:: Given instruction ::
Copy out the whole listing exactly as written, leaving the pictures behind.

:: Data provided ::

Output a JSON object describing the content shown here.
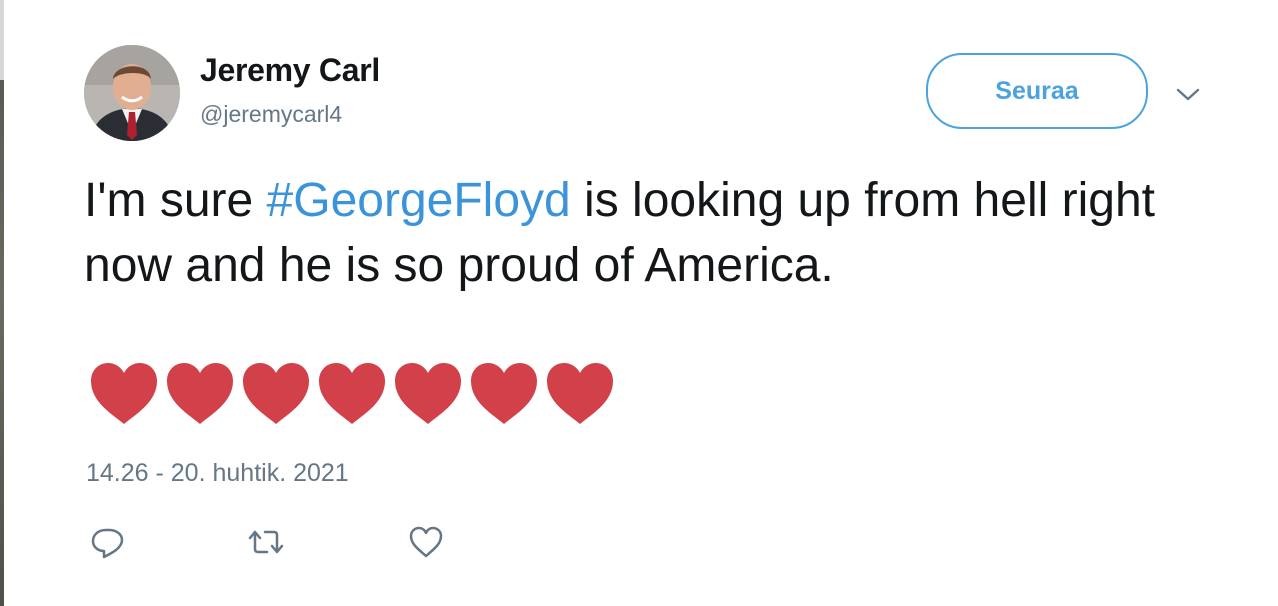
{
  "author": {
    "display_name": "Jeremy Carl",
    "handle": "@jeremycarl4",
    "avatar_icon": "profile-photo"
  },
  "follow_button": {
    "label": "Seuraa"
  },
  "more_menu": {
    "icon": "chevron-down-icon"
  },
  "tweet": {
    "text_prefix": "I'm sure ",
    "hashtag": "#GeorgeFloyd",
    "text_suffix": " is looking up from hell right now and he is so proud of America.",
    "heart_emoji_count": 7
  },
  "timestamp": "14.26 - 20. huhtik. 2021",
  "actions": [
    {
      "name": "reply",
      "icon": "reply-icon"
    },
    {
      "name": "retweet",
      "icon": "retweet-icon"
    },
    {
      "name": "like",
      "icon": "like-heart-icon"
    }
  ],
  "colors": {
    "accent": "#4aa3df",
    "hashtag": "#3b94d9",
    "heart": "#d2404a",
    "secondary_text": "#657786"
  }
}
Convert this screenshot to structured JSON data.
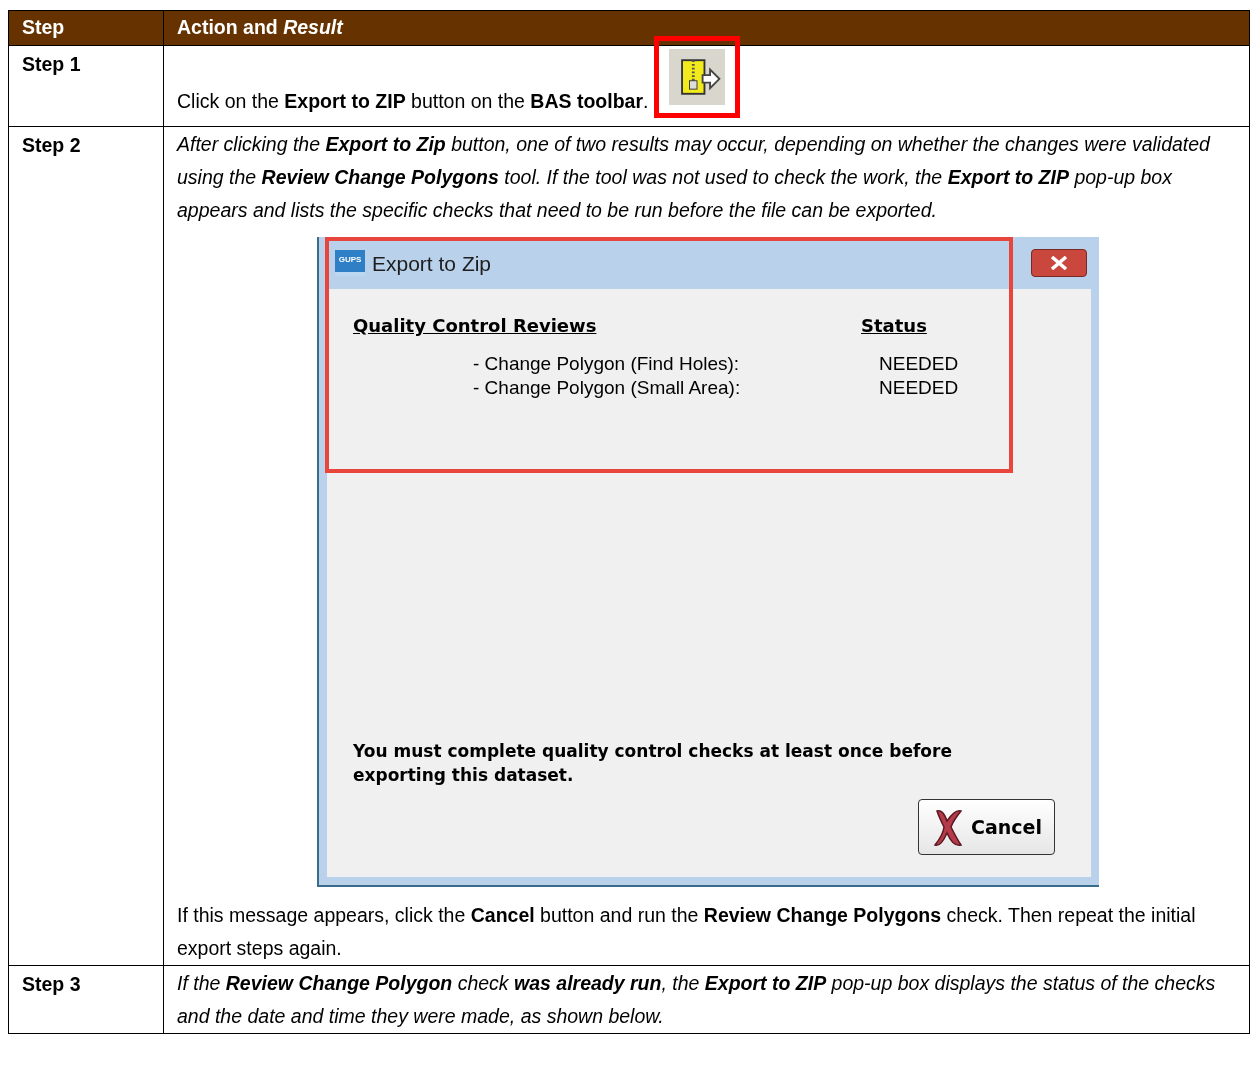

:: Result below ::
Output a JSON object describing the content shown here.
{
  "author": {
    "display_name": "Jeremy Carl",
    "handle": "@jeremycarl4",
    "avatar_icon": "profile-photo"
  },
  "follow_button": {
    "label": "Seuraa"
  },
  "more_menu": {
    "icon": "chevron-down-icon"
  },
  "tweet": {
    "text_prefix": "I'm sure ",
    "hashtag": "#GeorgeFloyd",
    "text_suffix": " is looking up from hell right now and he is so proud of America.",
    "heart_emoji_count": 7
  },
  "timestamp": "14.26 - 20. huhtik. 2021",
  "actions": [
    {
      "name": "reply",
      "icon": "reply-icon"
    },
    {
      "name": "retweet",
      "icon": "retweet-icon"
    },
    {
      "name": "like",
      "icon": "like-heart-icon"
    }
  ],
  "colors": {
    "accent": "#4aa3df",
    "hashtag": "#3b94d9",
    "heart": "#d2404a",
    "secondary_text": "#657786"
  }
}
Convert this screenshot to structured JSON data.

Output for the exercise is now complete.